- _WRITTEN TASK_
Report how many lines contain "Лесотундра"; state the number and nothing else.

- _DATA EXTRACT_
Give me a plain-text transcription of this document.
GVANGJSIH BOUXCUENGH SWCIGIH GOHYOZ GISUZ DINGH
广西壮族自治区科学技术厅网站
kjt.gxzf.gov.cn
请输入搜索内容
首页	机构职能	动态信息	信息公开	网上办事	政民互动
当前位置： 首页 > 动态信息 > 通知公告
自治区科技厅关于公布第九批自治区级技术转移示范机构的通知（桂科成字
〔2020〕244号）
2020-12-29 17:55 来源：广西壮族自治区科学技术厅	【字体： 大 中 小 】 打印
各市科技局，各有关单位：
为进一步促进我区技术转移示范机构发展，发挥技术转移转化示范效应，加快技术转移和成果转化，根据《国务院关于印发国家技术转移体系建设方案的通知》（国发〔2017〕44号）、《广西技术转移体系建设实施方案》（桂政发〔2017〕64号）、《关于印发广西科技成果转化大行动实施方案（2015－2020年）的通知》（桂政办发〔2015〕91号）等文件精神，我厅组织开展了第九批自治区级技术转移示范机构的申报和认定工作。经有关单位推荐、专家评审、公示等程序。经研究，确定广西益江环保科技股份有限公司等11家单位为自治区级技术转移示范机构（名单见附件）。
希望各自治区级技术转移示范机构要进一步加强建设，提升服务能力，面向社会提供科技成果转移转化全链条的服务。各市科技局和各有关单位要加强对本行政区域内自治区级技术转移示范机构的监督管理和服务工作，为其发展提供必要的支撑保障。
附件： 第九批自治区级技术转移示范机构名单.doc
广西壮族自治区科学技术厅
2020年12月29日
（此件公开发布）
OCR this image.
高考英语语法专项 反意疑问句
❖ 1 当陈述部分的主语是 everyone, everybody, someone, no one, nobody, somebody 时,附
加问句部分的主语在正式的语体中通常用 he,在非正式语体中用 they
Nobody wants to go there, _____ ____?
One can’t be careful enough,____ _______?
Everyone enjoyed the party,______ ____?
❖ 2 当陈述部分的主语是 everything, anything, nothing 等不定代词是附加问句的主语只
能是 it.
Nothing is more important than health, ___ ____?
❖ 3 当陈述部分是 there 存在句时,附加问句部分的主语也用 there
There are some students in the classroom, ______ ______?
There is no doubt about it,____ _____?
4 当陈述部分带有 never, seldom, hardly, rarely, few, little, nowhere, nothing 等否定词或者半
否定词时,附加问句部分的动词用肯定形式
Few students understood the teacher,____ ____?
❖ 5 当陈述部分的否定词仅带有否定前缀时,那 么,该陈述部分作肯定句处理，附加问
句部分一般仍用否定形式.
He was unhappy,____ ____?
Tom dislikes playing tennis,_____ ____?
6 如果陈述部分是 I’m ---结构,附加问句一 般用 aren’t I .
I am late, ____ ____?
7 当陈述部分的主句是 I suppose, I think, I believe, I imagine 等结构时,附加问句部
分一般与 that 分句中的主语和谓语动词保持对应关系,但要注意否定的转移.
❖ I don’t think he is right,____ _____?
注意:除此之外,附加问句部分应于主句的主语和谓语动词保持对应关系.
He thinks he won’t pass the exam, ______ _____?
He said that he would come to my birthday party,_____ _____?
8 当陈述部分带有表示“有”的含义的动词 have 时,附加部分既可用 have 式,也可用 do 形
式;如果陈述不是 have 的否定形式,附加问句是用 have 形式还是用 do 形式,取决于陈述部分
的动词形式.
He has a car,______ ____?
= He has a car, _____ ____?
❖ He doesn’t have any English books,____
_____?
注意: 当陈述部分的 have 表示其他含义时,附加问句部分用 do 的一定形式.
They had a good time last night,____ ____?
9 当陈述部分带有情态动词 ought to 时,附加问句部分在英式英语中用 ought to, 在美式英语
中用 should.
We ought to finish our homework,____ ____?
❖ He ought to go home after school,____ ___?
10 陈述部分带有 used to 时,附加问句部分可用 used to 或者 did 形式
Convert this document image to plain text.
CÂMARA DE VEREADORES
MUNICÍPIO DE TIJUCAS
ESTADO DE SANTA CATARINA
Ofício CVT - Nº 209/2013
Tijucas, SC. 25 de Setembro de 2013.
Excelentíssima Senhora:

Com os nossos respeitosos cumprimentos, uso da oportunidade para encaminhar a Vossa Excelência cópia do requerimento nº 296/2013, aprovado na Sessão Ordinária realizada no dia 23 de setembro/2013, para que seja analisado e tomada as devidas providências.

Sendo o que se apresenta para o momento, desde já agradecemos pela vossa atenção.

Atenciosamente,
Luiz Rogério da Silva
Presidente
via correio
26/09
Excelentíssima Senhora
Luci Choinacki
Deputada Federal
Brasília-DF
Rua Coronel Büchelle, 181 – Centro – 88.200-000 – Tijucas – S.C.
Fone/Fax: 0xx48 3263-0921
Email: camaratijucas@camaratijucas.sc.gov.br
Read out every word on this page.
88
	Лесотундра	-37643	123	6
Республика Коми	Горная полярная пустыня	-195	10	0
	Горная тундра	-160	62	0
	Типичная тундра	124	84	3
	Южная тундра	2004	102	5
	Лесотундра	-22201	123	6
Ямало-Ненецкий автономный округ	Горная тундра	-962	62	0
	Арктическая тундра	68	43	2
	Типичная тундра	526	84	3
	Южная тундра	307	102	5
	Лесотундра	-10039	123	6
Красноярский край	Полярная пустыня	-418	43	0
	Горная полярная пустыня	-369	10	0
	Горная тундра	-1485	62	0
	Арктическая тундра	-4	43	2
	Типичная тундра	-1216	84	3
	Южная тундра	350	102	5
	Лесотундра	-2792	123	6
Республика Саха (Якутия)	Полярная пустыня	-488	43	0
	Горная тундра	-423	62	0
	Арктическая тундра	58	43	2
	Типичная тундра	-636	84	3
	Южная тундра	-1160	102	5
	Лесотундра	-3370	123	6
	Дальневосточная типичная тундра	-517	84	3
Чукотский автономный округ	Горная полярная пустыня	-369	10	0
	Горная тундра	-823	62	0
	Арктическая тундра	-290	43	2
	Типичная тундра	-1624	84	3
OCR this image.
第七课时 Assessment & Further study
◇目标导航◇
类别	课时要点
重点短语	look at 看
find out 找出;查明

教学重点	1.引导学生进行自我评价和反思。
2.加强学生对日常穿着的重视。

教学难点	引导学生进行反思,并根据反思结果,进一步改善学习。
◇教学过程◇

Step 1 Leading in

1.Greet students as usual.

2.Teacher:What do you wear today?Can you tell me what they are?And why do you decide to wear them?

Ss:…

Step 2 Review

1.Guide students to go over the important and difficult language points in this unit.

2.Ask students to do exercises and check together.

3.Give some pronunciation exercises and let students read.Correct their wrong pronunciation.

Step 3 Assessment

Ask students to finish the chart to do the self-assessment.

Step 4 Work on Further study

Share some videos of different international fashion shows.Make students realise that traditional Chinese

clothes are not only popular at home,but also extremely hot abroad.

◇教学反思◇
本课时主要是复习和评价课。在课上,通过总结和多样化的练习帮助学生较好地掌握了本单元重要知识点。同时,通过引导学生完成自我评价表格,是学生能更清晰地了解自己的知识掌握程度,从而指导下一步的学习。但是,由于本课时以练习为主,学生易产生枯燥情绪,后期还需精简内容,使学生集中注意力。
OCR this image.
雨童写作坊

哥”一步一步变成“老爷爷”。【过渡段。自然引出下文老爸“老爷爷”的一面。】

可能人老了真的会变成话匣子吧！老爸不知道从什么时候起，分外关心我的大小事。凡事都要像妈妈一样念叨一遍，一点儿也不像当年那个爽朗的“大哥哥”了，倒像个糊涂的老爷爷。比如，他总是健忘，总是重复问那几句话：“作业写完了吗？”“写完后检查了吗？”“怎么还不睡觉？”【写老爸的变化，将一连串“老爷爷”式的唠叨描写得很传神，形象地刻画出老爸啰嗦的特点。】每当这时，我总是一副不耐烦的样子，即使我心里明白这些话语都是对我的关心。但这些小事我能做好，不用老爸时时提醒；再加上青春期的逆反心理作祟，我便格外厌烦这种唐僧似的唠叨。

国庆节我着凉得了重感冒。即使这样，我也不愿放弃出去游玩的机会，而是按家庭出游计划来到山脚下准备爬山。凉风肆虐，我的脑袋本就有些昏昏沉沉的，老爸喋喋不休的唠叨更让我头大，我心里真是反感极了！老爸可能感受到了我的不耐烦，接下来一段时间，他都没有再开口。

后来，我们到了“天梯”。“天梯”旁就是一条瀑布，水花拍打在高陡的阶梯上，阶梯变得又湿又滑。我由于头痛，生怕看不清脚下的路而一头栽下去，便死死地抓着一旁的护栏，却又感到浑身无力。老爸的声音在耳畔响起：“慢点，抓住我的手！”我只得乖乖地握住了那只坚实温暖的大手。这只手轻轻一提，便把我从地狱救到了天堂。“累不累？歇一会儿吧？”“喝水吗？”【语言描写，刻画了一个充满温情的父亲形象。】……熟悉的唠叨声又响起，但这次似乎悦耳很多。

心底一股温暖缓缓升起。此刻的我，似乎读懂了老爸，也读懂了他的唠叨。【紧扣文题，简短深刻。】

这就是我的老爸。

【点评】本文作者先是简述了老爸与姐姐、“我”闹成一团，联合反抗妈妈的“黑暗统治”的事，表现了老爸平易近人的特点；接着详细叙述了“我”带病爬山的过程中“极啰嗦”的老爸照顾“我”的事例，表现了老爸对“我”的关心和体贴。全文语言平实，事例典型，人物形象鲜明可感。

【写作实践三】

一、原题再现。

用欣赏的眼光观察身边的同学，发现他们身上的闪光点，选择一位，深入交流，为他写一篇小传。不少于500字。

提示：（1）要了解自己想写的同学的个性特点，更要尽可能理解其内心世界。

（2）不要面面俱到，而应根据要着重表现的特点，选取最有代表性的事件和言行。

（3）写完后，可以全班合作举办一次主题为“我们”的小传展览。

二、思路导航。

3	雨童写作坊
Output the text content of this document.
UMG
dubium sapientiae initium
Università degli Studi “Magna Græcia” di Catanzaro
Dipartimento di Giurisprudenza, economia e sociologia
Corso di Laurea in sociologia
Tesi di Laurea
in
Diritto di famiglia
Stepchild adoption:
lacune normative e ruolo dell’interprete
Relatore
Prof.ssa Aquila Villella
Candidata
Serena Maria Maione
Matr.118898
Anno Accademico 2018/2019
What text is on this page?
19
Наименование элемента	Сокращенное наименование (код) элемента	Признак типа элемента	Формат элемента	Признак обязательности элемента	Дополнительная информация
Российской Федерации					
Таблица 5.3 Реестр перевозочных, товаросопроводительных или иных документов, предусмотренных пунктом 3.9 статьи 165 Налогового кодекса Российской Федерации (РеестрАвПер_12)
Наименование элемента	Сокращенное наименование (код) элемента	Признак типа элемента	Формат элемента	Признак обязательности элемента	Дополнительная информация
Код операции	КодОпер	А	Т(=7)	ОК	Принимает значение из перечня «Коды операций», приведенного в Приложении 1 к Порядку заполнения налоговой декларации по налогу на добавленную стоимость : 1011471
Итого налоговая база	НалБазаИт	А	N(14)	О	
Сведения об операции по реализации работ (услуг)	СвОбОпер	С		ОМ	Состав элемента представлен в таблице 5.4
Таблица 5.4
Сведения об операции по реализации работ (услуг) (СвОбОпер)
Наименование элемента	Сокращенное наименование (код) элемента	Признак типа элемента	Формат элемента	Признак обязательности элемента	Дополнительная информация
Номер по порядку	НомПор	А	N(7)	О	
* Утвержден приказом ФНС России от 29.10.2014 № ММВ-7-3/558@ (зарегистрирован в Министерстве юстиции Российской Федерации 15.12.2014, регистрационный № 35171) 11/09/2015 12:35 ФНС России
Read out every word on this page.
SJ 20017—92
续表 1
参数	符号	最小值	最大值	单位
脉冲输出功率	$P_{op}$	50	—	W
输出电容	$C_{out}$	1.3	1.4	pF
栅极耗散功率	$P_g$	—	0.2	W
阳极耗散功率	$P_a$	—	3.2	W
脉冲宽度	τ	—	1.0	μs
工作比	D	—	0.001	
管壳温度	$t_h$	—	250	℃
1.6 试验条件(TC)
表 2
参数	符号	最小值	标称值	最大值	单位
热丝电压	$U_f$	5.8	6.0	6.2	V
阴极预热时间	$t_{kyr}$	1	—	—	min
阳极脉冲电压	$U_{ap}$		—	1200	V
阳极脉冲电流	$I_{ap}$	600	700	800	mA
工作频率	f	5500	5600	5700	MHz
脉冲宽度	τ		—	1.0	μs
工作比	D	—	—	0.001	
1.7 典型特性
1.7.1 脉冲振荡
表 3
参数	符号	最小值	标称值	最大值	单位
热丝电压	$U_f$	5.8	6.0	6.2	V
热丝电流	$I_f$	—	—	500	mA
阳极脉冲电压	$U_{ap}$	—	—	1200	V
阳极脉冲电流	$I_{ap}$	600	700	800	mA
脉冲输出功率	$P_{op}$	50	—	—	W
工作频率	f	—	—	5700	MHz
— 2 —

- _ANSWER FOR THIS EXERCISE_
5